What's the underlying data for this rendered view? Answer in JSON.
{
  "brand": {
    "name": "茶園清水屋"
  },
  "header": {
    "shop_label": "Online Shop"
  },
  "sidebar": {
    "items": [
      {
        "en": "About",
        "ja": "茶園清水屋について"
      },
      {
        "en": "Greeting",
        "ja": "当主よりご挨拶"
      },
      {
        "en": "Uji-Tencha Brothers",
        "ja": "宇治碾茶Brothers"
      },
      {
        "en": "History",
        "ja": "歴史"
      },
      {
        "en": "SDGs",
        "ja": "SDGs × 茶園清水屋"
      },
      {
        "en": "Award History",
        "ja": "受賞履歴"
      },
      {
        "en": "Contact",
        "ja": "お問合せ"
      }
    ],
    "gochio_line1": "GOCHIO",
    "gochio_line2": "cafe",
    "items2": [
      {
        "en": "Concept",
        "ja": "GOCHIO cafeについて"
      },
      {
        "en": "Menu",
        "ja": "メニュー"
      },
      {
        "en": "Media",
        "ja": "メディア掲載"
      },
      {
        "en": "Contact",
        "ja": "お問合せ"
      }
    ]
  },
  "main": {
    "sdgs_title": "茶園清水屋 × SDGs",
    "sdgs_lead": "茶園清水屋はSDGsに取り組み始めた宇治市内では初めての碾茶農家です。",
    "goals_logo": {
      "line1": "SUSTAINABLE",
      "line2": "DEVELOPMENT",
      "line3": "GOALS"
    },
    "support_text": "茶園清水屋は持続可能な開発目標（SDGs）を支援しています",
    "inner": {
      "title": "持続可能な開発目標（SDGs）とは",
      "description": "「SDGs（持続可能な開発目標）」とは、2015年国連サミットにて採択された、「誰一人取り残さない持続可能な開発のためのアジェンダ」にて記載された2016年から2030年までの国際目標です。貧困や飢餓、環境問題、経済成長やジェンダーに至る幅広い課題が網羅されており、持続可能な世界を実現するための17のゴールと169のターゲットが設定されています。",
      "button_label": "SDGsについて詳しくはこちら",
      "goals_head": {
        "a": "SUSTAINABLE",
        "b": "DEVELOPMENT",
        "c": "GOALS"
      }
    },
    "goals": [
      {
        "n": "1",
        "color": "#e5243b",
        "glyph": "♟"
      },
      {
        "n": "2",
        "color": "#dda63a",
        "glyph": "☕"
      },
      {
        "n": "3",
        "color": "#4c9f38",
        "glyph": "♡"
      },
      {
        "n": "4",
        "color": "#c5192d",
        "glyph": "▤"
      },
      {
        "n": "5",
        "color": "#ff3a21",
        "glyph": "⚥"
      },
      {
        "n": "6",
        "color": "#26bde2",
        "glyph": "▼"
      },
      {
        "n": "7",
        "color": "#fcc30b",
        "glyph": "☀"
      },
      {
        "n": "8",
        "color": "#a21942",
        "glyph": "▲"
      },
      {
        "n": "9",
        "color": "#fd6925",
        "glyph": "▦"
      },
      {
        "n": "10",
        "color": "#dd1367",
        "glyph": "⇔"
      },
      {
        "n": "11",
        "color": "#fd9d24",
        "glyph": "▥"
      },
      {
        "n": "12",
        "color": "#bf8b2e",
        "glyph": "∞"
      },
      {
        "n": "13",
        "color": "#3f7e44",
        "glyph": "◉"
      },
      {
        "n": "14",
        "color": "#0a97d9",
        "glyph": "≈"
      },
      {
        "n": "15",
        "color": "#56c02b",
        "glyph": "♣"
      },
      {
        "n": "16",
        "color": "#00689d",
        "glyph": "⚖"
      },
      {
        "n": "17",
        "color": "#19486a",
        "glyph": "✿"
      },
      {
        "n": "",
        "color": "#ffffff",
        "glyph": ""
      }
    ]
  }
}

-------

What you should do: From the records above, extract every line exactly as it stands.

Task response:
What's the underlying data for this rendered view? Answer in JSON.
{
  "brand": {
    "name": "茶園清水屋"
  },
  "header": {
    "shop_label": "Online Shop"
  },
  "sidebar": {
    "items": [
      {
        "en": "About",
        "ja": "茶園清水屋について"
      },
      {
        "en": "Greeting",
        "ja": "当主よりご挨拶"
      },
      {
        "en": "Uji-Tencha Brothers",
        "ja": "宇治碾茶Brothers"
      },
      {
        "en": "History",
        "ja": "歴史"
      },
      {
        "en": "SDGs",
        "ja": "SDGs × 茶園清水屋"
      },
      {
        "en": "Award History",
        "ja": "受賞履歴"
      },
      {
        "en": "Contact",
        "ja": "お問合せ"
      }
    ],
    "gochio_line1": "GOCHIO",
    "gochio_line2": "cafe",
    "items2": [
      {
        "en": "Concept",
        "ja": "GOCHIO cafeについて"
      },
      {
        "en": "Menu",
        "ja": "メニュー"
      },
      {
        "en": "Media",
        "ja": "メディア掲載"
      },
      {
        "en": "Contact",
        "ja": "お問合せ"
      }
    ]
  },
  "main": {
    "sdgs_title": "茶園清水屋 × SDGs",
    "sdgs_lead": "茶園清水屋はSDGsに取り組み始めた宇治市内では初めての碾茶農家です。",
    "goals_logo": {
      "line1": "SUSTAINABLE",
      "line2": "DEVELOPMENT",
      "line3": "GOALS"
    },
    "support_text": "茶園清水屋は持続可能な開発目標（SDGs）を支援しています",
    "inner": {
      "title": "持続可能な開発目標（SDGs）とは",
      "description": "「SDGs（持続可能な開発目標）」とは、2015年国連サミットにて採択された、「誰一人取り残さない持続可能な開発のためのアジェンダ」にて記載された2016年から2030年までの国際目標です。貧困や飢餓、環境問題、経済成長やジェンダーに至る幅広い課題が網羅されており、持続可能な世界を実現するための17のゴールと169のターゲットが設定されています。",
      "button_label": "SDGsについて詳しくはこちら",
      "goals_head": {
        "a": "SUSTAINABLE",
        "b": "DEVELOPMENT",
        "c": "GOALS"
      }
    },
    "goals": [
      {
        "n": "1",
        "color": "#e5243b",
        "glyph": "♟"
      },
      {
        "n": "2",
        "color": "#dda63a",
        "glyph": "☕"
      },
      {
        "n": "3",
        "color": "#4c9f38",
        "glyph": "♡"
      },
      {
        "n": "4",
        "color": "#c5192d",
        "glyph": "▤"
      },
      {
        "n": "5",
        "color": "#ff3a21",
        "glyph": "⚥"
      },
      {
        "n": "6",
        "color": "#26bde2",
        "glyph": "▼"
      },
      {
        "n": "7",
        "color": "#fcc30b",
        "glyph": "☀"
      },
      {
        "n": "8",
        "color": "#a21942",
        "glyph": "▲"
      },
      {
        "n": "9",
        "color": "#fd6925",
        "glyph": "▦"
      },
      {
        "n": "10",
        "color": "#dd1367",
        "glyph": "⇔"
      },
      {
        "n": "11",
        "color": "#fd9d24",
        "glyph": "▥"
      },
      {
        "n": "12",
        "color": "#bf8b2e",
        "glyph": "∞"
      },
      {
        "n": "13",
        "color": "#3f7e44",
        "glyph": "◉"
      },
      {
        "n": "14",
        "color": "#0a97d9",
        "glyph": "≈"
      },
      {
        "n": "15",
        "color": "#56c02b",
        "glyph": "♣"
      },
      {
        "n": "16",
        "color": "#00689d",
        "glyph": "⚖"
      },
      {
        "n": "17",
        "color": "#19486a",
        "glyph": "✿"
      },
      {
        "n": "",
        "color": "#ffffff",
        "glyph": ""
      }
    ]
  }
}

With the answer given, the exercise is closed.